▸ Problem requirements: Extract each line holding the word "Customer" from the entries.

(Dataset entries on figures)
○ ○ ○ ○

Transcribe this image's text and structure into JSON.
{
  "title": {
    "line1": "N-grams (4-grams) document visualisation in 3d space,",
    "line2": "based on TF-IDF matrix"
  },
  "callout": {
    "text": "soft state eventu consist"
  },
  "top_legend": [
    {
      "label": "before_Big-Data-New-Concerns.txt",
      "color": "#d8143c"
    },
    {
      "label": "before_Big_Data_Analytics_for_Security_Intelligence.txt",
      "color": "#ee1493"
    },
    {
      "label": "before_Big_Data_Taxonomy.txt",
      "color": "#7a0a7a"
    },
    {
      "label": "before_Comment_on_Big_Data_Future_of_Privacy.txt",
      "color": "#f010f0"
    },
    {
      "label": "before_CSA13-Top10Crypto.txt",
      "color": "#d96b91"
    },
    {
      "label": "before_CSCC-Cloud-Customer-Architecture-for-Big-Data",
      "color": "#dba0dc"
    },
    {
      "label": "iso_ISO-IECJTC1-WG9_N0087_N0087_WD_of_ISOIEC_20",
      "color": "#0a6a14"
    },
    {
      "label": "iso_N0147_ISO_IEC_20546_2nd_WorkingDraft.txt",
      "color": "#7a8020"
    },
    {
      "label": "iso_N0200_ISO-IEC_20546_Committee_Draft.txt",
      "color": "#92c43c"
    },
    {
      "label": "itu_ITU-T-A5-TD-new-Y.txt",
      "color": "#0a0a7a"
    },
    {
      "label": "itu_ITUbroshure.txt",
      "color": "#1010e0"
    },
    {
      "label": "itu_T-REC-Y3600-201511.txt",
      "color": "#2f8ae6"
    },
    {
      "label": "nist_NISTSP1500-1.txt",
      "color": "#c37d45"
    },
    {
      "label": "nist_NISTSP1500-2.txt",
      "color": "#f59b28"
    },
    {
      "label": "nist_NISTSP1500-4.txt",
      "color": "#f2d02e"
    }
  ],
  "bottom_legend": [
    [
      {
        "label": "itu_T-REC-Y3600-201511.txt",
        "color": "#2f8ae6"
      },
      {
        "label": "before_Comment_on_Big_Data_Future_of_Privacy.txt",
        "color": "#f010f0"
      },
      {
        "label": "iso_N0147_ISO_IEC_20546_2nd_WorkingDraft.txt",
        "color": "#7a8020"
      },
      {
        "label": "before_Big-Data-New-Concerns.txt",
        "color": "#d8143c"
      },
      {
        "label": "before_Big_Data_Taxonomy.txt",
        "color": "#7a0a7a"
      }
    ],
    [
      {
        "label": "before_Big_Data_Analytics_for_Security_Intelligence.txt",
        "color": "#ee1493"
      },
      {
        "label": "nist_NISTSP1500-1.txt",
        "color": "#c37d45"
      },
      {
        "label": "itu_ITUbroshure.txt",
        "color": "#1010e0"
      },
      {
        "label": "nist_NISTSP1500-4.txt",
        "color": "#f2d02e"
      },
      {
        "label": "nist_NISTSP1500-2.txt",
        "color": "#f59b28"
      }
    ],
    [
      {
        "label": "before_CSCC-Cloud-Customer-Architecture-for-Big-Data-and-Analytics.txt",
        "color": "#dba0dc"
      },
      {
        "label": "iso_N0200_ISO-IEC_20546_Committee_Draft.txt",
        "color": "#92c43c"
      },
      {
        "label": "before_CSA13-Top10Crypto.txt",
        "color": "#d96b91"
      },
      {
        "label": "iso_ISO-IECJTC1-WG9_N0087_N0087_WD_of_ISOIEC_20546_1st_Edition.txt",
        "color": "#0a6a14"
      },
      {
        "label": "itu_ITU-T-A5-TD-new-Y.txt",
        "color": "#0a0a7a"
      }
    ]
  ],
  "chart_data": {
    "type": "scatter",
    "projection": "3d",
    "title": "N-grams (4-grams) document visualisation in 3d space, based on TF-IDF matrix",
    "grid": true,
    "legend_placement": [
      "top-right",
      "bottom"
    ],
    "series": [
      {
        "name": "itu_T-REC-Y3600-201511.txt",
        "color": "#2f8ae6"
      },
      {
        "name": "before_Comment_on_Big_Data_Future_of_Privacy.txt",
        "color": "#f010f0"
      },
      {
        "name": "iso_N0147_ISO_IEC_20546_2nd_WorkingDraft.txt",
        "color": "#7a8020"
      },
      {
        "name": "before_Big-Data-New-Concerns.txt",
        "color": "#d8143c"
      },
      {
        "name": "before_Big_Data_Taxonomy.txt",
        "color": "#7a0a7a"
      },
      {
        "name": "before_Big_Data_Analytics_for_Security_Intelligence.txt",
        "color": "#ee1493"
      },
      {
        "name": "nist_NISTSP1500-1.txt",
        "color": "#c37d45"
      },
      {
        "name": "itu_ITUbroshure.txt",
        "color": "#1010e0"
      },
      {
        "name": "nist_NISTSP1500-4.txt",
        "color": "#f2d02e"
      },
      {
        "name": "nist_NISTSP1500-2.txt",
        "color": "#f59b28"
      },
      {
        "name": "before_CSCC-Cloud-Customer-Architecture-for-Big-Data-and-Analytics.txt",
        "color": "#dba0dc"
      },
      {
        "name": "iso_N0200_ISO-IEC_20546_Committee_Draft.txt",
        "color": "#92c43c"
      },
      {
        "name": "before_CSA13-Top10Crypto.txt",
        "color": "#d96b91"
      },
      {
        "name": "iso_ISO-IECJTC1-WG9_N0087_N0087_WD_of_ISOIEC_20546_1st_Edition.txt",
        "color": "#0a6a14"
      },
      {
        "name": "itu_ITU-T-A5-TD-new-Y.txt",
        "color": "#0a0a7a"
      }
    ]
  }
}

○ ○ ○ ○

▸ Solution for this exercise:
      "label": "before_CSCC-Cloud-Customer-Architecture-for-Big-Data",
        "label": "before_CSCC-Cloud-Customer-Architecture-for-Big-Data-and-Analytics.txt",
        "name": "before_CSCC-Cloud-Customer-Architecture-for-Big-Data-and-Analytics.txt",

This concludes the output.